Can you retype only the lines from the one with "Read out every word on this page." through the final line of the material, exactly as given?

### DATA ROWS
____

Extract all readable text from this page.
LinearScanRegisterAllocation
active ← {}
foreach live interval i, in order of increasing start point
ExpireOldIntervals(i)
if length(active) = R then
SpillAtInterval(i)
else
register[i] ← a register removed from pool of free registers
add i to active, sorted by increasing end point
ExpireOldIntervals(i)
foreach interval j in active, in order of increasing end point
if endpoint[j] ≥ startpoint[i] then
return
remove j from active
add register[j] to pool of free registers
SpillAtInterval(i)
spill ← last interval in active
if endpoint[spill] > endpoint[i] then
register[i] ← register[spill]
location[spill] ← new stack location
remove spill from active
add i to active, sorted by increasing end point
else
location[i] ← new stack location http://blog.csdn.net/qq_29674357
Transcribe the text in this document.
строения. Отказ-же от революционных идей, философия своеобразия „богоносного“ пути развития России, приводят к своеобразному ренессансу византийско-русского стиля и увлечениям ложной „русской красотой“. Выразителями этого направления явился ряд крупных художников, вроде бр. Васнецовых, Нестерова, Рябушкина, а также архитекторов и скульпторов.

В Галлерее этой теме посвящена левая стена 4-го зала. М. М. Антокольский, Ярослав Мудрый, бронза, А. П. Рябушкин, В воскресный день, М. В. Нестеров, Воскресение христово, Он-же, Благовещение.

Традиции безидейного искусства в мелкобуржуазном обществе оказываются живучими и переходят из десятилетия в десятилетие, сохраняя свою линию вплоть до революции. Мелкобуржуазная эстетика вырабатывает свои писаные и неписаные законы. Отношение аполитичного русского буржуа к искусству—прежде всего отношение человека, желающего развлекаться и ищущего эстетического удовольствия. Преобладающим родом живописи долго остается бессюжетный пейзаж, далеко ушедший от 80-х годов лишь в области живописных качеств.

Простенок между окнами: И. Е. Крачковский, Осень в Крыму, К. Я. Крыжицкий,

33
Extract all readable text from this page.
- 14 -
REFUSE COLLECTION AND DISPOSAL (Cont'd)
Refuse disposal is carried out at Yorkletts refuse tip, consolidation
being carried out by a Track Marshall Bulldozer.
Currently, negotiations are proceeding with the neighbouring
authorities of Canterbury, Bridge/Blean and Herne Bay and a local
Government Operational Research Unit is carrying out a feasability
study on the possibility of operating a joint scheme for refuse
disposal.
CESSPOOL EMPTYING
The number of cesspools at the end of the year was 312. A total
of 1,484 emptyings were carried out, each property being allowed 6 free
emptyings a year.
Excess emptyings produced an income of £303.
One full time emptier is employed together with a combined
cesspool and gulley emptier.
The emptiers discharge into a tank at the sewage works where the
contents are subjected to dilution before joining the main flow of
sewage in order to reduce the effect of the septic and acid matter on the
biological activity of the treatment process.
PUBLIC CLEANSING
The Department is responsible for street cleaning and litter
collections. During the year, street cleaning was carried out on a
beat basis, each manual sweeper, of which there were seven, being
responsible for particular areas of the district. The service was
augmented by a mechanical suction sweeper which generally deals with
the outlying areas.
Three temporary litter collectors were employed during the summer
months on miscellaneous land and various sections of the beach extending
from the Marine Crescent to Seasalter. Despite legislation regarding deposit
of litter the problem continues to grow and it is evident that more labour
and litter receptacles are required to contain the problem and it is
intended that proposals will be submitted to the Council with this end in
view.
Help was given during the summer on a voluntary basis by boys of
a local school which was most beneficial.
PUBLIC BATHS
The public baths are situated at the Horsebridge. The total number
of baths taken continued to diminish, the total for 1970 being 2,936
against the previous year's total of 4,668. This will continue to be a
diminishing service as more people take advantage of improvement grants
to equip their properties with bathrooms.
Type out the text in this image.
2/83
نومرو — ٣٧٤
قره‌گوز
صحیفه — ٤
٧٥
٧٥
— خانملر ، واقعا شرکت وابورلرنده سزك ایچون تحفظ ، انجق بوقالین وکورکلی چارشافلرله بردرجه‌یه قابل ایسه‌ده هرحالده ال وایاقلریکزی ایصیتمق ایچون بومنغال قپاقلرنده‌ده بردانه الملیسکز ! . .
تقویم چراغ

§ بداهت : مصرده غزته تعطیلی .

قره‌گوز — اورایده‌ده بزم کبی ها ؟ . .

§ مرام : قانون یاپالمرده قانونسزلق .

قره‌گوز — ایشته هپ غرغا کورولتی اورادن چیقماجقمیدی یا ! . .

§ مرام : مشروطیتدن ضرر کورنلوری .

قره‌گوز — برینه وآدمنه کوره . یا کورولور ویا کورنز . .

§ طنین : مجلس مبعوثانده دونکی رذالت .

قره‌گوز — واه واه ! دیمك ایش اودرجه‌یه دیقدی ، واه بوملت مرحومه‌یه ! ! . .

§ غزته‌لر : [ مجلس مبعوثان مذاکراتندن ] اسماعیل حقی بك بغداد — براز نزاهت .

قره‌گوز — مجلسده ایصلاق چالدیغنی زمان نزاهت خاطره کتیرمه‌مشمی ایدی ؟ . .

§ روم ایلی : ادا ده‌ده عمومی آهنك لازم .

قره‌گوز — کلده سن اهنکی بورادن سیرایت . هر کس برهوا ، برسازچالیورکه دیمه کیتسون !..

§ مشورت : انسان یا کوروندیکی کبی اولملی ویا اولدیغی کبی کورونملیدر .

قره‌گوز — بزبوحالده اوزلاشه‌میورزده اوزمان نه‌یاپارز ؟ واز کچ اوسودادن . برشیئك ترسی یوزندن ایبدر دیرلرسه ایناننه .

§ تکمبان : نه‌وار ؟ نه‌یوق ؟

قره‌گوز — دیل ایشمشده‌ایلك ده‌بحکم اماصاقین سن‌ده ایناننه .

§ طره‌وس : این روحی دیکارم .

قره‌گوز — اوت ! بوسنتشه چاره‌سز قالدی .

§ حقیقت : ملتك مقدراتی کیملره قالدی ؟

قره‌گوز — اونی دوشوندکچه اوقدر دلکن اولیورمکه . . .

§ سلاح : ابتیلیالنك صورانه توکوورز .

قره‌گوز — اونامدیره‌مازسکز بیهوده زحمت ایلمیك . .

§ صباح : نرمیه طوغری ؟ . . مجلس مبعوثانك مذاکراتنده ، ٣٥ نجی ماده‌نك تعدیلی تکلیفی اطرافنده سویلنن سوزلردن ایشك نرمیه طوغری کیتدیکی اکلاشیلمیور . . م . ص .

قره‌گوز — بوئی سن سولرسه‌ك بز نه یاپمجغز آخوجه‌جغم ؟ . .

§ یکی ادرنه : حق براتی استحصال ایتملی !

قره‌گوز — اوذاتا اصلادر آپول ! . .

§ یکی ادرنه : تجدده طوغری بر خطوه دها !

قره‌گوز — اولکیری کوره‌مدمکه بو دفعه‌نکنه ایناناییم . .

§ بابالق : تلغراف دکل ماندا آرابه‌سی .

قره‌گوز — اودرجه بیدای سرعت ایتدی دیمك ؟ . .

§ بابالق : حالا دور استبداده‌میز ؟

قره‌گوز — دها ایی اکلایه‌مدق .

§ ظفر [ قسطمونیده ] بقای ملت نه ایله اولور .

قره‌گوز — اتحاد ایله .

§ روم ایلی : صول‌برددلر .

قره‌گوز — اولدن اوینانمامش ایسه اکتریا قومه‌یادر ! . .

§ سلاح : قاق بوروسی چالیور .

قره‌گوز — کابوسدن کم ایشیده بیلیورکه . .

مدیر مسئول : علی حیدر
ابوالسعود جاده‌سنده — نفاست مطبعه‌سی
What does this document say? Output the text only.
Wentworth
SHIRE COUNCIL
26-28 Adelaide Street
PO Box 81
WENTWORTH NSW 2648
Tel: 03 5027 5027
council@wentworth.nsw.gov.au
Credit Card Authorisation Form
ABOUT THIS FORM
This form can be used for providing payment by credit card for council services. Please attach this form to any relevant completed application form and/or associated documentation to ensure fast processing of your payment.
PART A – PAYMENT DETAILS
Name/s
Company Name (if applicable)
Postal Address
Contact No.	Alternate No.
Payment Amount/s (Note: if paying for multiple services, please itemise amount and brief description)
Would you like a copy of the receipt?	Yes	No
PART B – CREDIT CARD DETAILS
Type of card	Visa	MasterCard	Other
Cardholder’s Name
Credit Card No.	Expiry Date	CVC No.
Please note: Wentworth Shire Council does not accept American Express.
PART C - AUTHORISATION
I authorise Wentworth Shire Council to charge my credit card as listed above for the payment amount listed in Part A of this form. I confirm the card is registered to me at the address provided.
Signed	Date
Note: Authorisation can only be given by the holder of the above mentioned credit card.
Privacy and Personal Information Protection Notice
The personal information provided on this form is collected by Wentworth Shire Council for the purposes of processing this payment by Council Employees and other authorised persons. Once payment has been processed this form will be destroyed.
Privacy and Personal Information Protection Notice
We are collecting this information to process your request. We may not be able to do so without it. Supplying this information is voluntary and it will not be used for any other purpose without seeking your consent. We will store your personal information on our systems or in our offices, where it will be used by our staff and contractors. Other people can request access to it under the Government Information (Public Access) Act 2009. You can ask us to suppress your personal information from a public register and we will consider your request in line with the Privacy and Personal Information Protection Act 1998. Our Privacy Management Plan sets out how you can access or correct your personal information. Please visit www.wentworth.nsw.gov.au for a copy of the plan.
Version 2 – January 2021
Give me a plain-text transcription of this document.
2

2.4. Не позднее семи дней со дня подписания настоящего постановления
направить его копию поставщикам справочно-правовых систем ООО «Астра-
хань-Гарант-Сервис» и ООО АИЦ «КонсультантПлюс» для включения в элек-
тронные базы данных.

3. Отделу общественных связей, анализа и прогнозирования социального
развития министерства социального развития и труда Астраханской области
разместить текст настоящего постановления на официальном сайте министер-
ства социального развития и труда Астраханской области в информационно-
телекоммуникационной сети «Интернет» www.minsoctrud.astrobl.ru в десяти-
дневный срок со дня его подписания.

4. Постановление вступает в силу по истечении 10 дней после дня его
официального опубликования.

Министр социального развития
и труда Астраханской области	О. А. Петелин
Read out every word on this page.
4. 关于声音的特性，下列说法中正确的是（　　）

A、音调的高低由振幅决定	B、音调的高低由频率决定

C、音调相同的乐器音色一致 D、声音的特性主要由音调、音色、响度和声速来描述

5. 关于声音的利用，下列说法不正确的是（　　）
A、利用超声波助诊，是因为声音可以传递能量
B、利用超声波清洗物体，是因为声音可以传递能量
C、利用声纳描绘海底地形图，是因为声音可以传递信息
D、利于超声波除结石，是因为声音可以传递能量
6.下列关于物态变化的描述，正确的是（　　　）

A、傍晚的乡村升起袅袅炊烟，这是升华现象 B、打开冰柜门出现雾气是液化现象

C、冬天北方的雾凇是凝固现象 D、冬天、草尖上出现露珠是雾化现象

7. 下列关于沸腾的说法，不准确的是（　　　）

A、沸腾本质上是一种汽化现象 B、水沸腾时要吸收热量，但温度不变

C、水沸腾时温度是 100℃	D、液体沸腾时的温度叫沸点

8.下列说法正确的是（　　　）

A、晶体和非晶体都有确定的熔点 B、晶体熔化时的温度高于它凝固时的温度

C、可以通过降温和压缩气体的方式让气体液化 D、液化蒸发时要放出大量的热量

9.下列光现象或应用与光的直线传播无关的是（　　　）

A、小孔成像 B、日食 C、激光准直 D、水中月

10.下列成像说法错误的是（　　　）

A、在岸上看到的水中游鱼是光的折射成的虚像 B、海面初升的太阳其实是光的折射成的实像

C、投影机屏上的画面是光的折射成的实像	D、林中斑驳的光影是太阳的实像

____

### CORRECT ANSWER
Read out every word on this page.
4. 关于声音的特性，下列说法中正确的是（　　）

A、音调的高低由振幅决定	B、音调的高低由频率决定

C、音调相同的乐器音色一致 D、声音的特性主要由音调、音色、响度和声速来描述

5. 关于声音的利用，下列说法不正确的是（　　）
A、利用超声波助诊，是因为声音可以传递能量
B、利用超声波清洗物体，是因为声音可以传递能量
C、利用声纳描绘海底地形图，是因为声音可以传递信息
D、利于超声波除结石，是因为声音可以传递能量
6.下列关于物态变化的描述，正确的是（　　　）

A、傍晚的乡村升起袅袅炊烟，这是升华现象 B、打开冰柜门出现雾气是液化现象

C、冬天北方的雾凇是凝固现象 D、冬天、草尖上出现露珠是雾化现象

7. 下列关于沸腾的说法，不准确的是（　　　）

A、沸腾本质上是一种汽化现象 B、水沸腾时要吸收热量，但温度不变

C、水沸腾时温度是 100℃	D、液体沸腾时的温度叫沸点

8.下列说法正确的是（　　　）

A、晶体和非晶体都有确定的熔点 B、晶体熔化时的温度高于它凝固时的温度

C、可以通过降温和压缩气体的方式让气体液化 D、液化蒸发时要放出大量的热量

9.下列光现象或应用与光的直线传播无关的是（　　　）

A、小孔成像 B、日食 C、激光准直 D、水中月

10.下列成像说法错误的是（　　　）

A、在岸上看到的水中游鱼是光的折射成的虚像 B、海面初升的太阳其实是光的折射成的实像

C、投影机屏上的画面是光的折射成的实像	D、林中斑驳的光影是太阳的实像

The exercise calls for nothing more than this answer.